* The problem *
Extract all lines in the data that contain the word "year".

=====

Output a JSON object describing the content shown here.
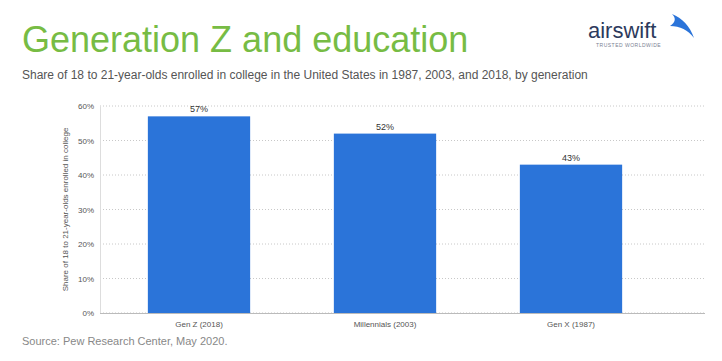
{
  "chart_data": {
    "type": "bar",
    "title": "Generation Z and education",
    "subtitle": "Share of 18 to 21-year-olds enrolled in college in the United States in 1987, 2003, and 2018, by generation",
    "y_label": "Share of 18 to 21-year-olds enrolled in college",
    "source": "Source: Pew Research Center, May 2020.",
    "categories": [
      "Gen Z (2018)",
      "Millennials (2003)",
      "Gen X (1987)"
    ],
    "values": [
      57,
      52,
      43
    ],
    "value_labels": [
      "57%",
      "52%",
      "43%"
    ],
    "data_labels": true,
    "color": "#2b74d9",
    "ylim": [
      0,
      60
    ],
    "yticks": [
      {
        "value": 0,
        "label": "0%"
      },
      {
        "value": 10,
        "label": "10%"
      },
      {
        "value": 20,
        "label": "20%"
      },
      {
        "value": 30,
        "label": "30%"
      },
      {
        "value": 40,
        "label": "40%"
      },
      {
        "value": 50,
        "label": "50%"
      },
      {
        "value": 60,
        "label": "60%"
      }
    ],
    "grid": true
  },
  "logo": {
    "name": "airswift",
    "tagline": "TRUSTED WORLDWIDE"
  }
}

=====

* Result *
    "subtitle": "Share of 18 to 21-year-olds enrolled in college in the United States in 1987, 2003, and 2018, by generation",
    "y_label": "Share of 18 to 21-year-olds enrolled in college",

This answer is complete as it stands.